[Entries taken from a collection]
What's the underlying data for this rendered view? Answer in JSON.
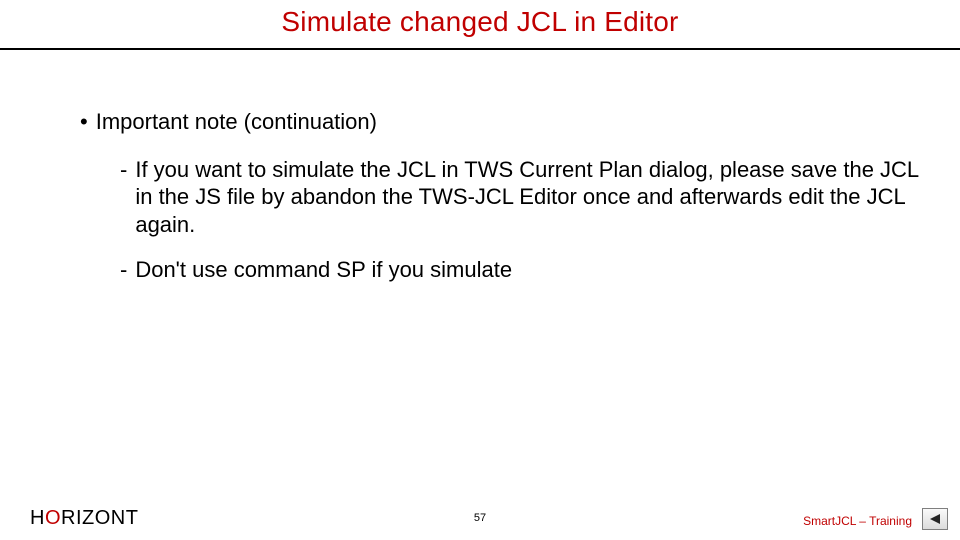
{
  "title": "Simulate changed JCL in Editor",
  "bullet": {
    "marker": "•",
    "text": "Important note (continuation)"
  },
  "sub": [
    {
      "dash": "-",
      "text": "If you want to simulate the JCL in TWS Current Plan dialog, please save the JCL in the JS file by abandon the TWS-JCL Editor once and afterwards edit the JCL again."
    },
    {
      "dash": "-",
      "text": "Don't use command SP if you simulate"
    }
  ],
  "footer": {
    "brand_pre": "H",
    "brand_accent": "O",
    "brand_post": "RIZONT",
    "page": "57",
    "course": "SmartJCL – Training"
  }
}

WHAT IS ASKED: Give back the entries verbatim. Do not include any picture.

RESULT OF THIS TASK:
What's the underlying data for this rendered view? Answer in JSON.
{
  "title": "Simulate changed JCL in Editor",
  "bullet": {
    "marker": "•",
    "text": "Important note (continuation)"
  },
  "sub": [
    {
      "dash": "-",
      "text": "If you want to simulate the JCL in TWS Current Plan dialog, please save the JCL in the JS file by abandon the TWS-JCL Editor once and afterwards edit the JCL again."
    },
    {
      "dash": "-",
      "text": "Don't use command SP if you simulate"
    }
  ],
  "footer": {
    "brand_pre": "H",
    "brand_accent": "O",
    "brand_post": "RIZONT",
    "page": "57",
    "course": "SmartJCL – Training"
  }
}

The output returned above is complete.